**Task description**
Copy each line below without leaving any out.

## Start

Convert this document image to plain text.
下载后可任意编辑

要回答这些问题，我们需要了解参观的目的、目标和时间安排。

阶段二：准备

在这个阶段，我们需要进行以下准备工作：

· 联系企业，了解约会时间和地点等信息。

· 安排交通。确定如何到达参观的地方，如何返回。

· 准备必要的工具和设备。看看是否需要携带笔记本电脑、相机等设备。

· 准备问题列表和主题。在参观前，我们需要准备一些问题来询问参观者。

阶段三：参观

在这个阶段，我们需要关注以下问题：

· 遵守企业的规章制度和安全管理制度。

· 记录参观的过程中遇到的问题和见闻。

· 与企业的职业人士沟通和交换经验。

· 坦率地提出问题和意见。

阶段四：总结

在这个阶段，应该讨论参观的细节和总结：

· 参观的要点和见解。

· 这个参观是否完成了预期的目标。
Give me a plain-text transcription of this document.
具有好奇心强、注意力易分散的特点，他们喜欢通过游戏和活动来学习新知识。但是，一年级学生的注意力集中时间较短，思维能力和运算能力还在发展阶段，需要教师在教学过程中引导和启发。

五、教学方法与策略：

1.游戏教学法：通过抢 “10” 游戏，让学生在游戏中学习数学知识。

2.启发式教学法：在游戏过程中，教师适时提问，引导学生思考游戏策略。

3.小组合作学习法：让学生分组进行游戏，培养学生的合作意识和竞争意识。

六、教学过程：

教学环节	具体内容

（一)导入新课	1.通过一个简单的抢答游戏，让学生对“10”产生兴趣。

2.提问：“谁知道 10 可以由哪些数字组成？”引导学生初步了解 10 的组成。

## End

**Answer to this task**
Convert this document image to plain text.
下载后可任意编辑

要回答这些问题，我们需要了解参观的目的、目标和时间安排。

阶段二：准备

在这个阶段，我们需要进行以下准备工作：

· 联系企业，了解约会时间和地点等信息。

· 安排交通。确定如何到达参观的地方，如何返回。

· 准备必要的工具和设备。看看是否需要携带笔记本电脑、相机等设备。

· 准备问题列表和主题。在参观前，我们需要准备一些问题来询问参观者。

阶段三：参观

在这个阶段，我们需要关注以下问题：

· 遵守企业的规章制度和安全管理制度。

· 记录参观的过程中遇到的问题和见闻。

· 与企业的职业人士沟通和交换经验。

· 坦率地提出问题和意见。

阶段四：总结

在这个阶段，应该讨论参观的细节和总结：

· 参观的要点和见解。

· 这个参观是否完成了预期的目标。
Give me a plain-text transcription of this document.
具有好奇心强、注意力易分散的特点，他们喜欢通过游戏和活动来学习新知识。但是，一年级学生的注意力集中时间较短，思维能力和运算能力还在发展阶段，需要教师在教学过程中引导和启发。

五、教学方法与策略：

1.游戏教学法：通过抢 “10” 游戏，让学生在游戏中学习数学知识。

2.启发式教学法：在游戏过程中，教师适时提问，引导学生思考游戏策略。

3.小组合作学习法：让学生分组进行游戏，培养学生的合作意识和竞争意识。

六、教学过程：

教学环节	具体内容

（一)导入新课	1.通过一个简单的抢答游戏，让学生对“10”产生兴趣。

2.提问：“谁知道 10 可以由哪些数字组成？”引导学生初步了解 10 的组成。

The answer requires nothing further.